--- INFORMATION SHOWN ---

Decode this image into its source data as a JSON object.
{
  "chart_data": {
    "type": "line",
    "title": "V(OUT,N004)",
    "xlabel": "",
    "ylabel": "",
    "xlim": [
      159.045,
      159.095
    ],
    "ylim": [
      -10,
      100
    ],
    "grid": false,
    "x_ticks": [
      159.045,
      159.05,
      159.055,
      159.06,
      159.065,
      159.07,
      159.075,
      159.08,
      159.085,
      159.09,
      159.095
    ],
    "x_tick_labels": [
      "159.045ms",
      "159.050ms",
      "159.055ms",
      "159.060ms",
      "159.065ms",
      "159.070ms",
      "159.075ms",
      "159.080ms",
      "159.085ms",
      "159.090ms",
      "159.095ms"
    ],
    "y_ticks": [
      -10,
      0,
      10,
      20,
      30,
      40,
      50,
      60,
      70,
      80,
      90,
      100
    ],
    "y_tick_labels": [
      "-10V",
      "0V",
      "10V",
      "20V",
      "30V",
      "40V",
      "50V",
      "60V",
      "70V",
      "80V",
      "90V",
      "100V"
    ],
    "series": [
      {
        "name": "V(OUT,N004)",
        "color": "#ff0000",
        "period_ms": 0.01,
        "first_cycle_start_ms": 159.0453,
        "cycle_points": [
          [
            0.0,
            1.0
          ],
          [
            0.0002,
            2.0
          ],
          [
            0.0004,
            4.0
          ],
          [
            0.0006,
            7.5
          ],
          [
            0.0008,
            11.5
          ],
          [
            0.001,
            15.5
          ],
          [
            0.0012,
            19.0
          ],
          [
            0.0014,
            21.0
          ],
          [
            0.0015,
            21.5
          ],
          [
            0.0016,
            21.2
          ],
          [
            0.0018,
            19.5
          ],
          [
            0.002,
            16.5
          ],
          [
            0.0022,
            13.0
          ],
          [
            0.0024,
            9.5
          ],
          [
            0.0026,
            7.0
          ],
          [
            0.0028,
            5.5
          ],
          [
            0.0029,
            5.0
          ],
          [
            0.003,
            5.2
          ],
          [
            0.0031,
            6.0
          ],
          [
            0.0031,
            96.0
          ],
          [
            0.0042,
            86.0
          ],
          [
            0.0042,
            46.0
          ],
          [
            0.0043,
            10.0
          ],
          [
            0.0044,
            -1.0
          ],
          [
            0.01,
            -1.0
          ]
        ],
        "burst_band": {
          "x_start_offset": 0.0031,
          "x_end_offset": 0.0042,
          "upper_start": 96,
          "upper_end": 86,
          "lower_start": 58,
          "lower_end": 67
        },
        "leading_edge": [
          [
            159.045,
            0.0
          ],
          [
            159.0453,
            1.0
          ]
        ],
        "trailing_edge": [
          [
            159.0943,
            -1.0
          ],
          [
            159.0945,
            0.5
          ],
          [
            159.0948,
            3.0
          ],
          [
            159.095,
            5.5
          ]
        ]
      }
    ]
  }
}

--- YOUR TASK ---
Make an exact copy of every entry.

--- PROBLEM SOLUTION ---
Decode this image into its source data as a JSON object.
{
  "chart_data": {
    "type": "line",
    "title": "V(OUT,N004)",
    "xlabel": "",
    "ylabel": "",
    "xlim": [
      159.045,
      159.095
    ],
    "ylim": [
      -10,
      100
    ],
    "grid": false,
    "x_ticks": [
      159.045,
      159.05,
      159.055,
      159.06,
      159.065,
      159.07,
      159.075,
      159.08,
      159.085,
      159.09,
      159.095
    ],
    "x_tick_labels": [
      "159.045ms",
      "159.050ms",
      "159.055ms",
      "159.060ms",
      "159.065ms",
      "159.070ms",
      "159.075ms",
      "159.080ms",
      "159.085ms",
      "159.090ms",
      "159.095ms"
    ],
    "y_ticks": [
      -10,
      0,
      10,
      20,
      30,
      40,
      50,
      60,
      70,
      80,
      90,
      100
    ],
    "y_tick_labels": [
      "-10V",
      "0V",
      "10V",
      "20V",
      "30V",
      "40V",
      "50V",
      "60V",
      "70V",
      "80V",
      "90V",
      "100V"
    ],
    "series": [
      {
        "name": "V(OUT,N004)",
        "color": "#ff0000",
        "period_ms": 0.01,
        "first_cycle_start_ms": 159.0453,
        "cycle_points": [
          [
            0.0,
            1.0
          ],
          [
            0.0002,
            2.0
          ],
          [
            0.0004,
            4.0
          ],
          [
            0.0006,
            7.5
          ],
          [
            0.0008,
            11.5
          ],
          [
            0.001,
            15.5
          ],
          [
            0.0012,
            19.0
          ],
          [
            0.0014,
            21.0
          ],
          [
            0.0015,
            21.5
          ],
          [
            0.0016,
            21.2
          ],
          [
            0.0018,
            19.5
          ],
          [
            0.002,
            16.5
          ],
          [
            0.0022,
            13.0
          ],
          [
            0.0024,
            9.5
          ],
          [
            0.0026,
            7.0
          ],
          [
            0.0028,
            5.5
          ],
          [
            0.0029,
            5.0
          ],
          [
            0.003,
            5.2
          ],
          [
            0.0031,
            6.0
          ],
          [
            0.0031,
            96.0
          ],
          [
            0.0042,
            86.0
          ],
          [
            0.0042,
            46.0
          ],
          [
            0.0043,
            10.0
          ],
          [
            0.0044,
            -1.0
          ],
          [
            0.01,
            -1.0
          ]
        ],
        "burst_band": {
          "x_start_offset": 0.0031,
          "x_end_offset": 0.0042,
          "upper_start": 96,
          "upper_end": 86,
          "lower_start": 58,
          "lower_end": 67
        },
        "leading_edge": [
          [
            159.045,
            0.0
          ],
          [
            159.0453,
            1.0
          ]
        ],
        "trailing_edge": [
          [
            159.0943,
            -1.0
          ],
          [
            159.0945,
            0.5
          ],
          [
            159.0948,
            3.0
          ],
          [
            159.095,
            5.5
          ]
        ]
      }
    ]
  }
}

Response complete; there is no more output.